• _GIVEN PASSAGE_:
Here is a description from David about what he will cover; please read the
papers he cites in advance:
I will give a brief and biased history of the sponsored search industry.
I will survey some of the sponsored search research being conducted in
the microeconomics group at Yahoo! Research. I will summarize some of
the activities at the annual Workshops on Sponsored Search Auctions.
Among other topics, I will discuss these papers:
Mon Nov 13
This week we will be led by Kuzman Ganchev, Alex Kulesza, and Jenn Wortman through the
following papers, but concentrating on the sections cited; please read accordingly.
The common theme is bidding strategies under extended models (budgets, multiple keywords, dynamic behavior).
Mon Nov 20
Today's meeting will be devoted to the discussion and development of course projects.
Everyone is encouraged to come and contribute, but
attendance and participation are required of registered students.

• _WHAT TO PRODUCE_:
Answer these questions using the course schedule:
1. Which group at Yahoo! Research conducts the sponsored search research that David says he will survey?
2. Who will lead the meeting on Mon Nov 13?
3. To what will the meeting on Mon Nov 20 be devoted?
The rows that follow have no connection to the course schedule above.

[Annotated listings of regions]
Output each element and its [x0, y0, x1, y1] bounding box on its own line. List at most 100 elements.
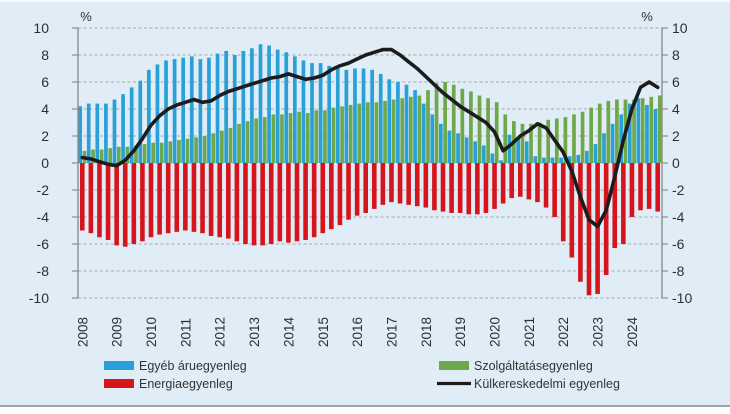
right-axis-tick-label: -4	[672, 209, 685, 225]
bar-services	[177, 140, 181, 163]
bar-services	[658, 95, 662, 163]
bar-energy	[337, 163, 343, 226]
bar-services	[374, 102, 379, 163]
left-axis-tick-label: -2	[37, 182, 50, 198]
x-axis-year-label: 2016	[350, 317, 365, 347]
bar-services	[366, 102, 370, 163]
legend-label-total: Külkereskedelmi egyenleg	[474, 377, 620, 391]
bar-services	[237, 123, 241, 163]
bar-other-goods	[181, 57, 186, 164]
bar-services	[580, 111, 585, 163]
bar-other-goods	[533, 156, 538, 163]
bar-energy	[251, 163, 257, 246]
bar-energy	[260, 163, 265, 246]
bar-other-goods	[542, 157, 546, 163]
legend-swatch-energy	[104, 379, 134, 388]
bar-services	[228, 127, 233, 163]
bar-services	[529, 123, 533, 163]
bar-energy	[475, 163, 480, 215]
x-axis-year-label: 2019	[453, 317, 468, 347]
bar-services	[615, 99, 619, 163]
x-axis-year-label: 2013	[247, 317, 262, 347]
bar-energy	[268, 163, 274, 244]
right-axis-tick-label: -10	[672, 290, 692, 306]
bar-other-goods	[396, 82, 400, 163]
bar-energy	[603, 163, 609, 276]
bar-energy	[389, 163, 394, 203]
left-axis-tick-label: 10	[33, 20, 49, 36]
bar-other-goods	[645, 104, 649, 163]
bar-energy	[105, 163, 111, 240]
bar-other-goods	[129, 87, 134, 163]
bar-other-goods	[481, 145, 486, 163]
bar-energy	[423, 163, 429, 208]
bar-other-goods	[172, 59, 177, 163]
bar-services	[108, 148, 113, 163]
bar-other-goods	[619, 114, 624, 163]
bar-services	[168, 141, 173, 163]
bar-other-goods	[464, 137, 469, 163]
bar-services	[323, 110, 327, 163]
bar-energy	[397, 163, 403, 204]
bar-other-goods	[456, 133, 460, 163]
legend-swatch-services	[439, 361, 469, 370]
left-axis-tick-label: 0	[41, 155, 49, 171]
bar-other-goods	[207, 57, 211, 164]
bar-other-goods	[215, 53, 220, 163]
bar-other-goods	[258, 44, 263, 164]
left-axis-tick-label: -4	[37, 209, 50, 225]
bar-services	[391, 99, 396, 163]
x-axis-year-label: 2012	[213, 317, 228, 347]
bar-services	[469, 91, 473, 163]
bar-services	[383, 100, 387, 163]
x-axis-year-label: 2008	[75, 317, 90, 347]
legend-label-services: Szolgáltatásegyenleg	[474, 359, 593, 373]
left-axis-tick-label: 6	[41, 74, 49, 90]
bar-services	[99, 149, 104, 163]
bar-energy	[552, 163, 557, 217]
bar-other-goods	[250, 48, 254, 163]
bar-services	[116, 146, 121, 163]
right-axis-tick-label: 2	[672, 128, 680, 144]
bar-energy	[243, 163, 248, 244]
bar-other-goods	[95, 103, 100, 163]
bar-other-goods	[353, 68, 357, 163]
bar-other-goods	[516, 138, 520, 163]
bar-services	[451, 84, 456, 163]
bar-services	[443, 82, 447, 163]
legend-label-other-goods: Egyéb áruegyenleg	[139, 359, 247, 373]
bars-layer	[78, 44, 662, 296]
bar-other-goods	[86, 103, 91, 163]
bar-services	[597, 103, 602, 163]
bar-services	[460, 88, 465, 163]
bar-other-goods	[224, 50, 228, 164]
bar-other-goods	[473, 141, 478, 163]
bar-services	[262, 117, 267, 163]
bar-other-goods	[593, 144, 598, 163]
bar-other-goods	[387, 79, 392, 163]
right-axis-tick-label: 4	[672, 101, 680, 117]
bar-services	[185, 138, 190, 163]
bar-other-goods	[301, 60, 306, 163]
bar-services	[537, 122, 542, 163]
bar-services	[288, 113, 293, 163]
bar-services	[254, 118, 259, 163]
right-axis-tick-label: -6	[672, 236, 685, 252]
x-axis-year-label: 2015	[316, 317, 331, 347]
bar-services	[408, 96, 413, 163]
bar-energy	[621, 163, 626, 244]
trade-balance-line	[80, 47, 660, 229]
bar-energy	[517, 163, 523, 197]
bar-other-goods	[310, 63, 314, 163]
x-axis-year-label: 2017	[384, 317, 399, 347]
x-axis-year-label: 2024	[625, 316, 640, 347]
trade-balance-line-layer	[80, 47, 660, 229]
bar-other-goods	[576, 154, 581, 163]
bar-other-goods	[284, 52, 289, 163]
bar-services	[202, 136, 207, 163]
bar-energy	[449, 163, 454, 213]
bar-energy	[320, 163, 326, 234]
right-axis-unit-label: %	[641, 9, 653, 24]
bar-other-goods	[404, 84, 409, 163]
bar-energy	[406, 163, 411, 205]
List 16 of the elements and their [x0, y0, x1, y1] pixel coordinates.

• _TASK RESPONSE_:
1. The microeconomics group.
2. Kuzman Ganchev, Alex Kulesza, and Jenn Wortman.
3. The discussion and development of course projects.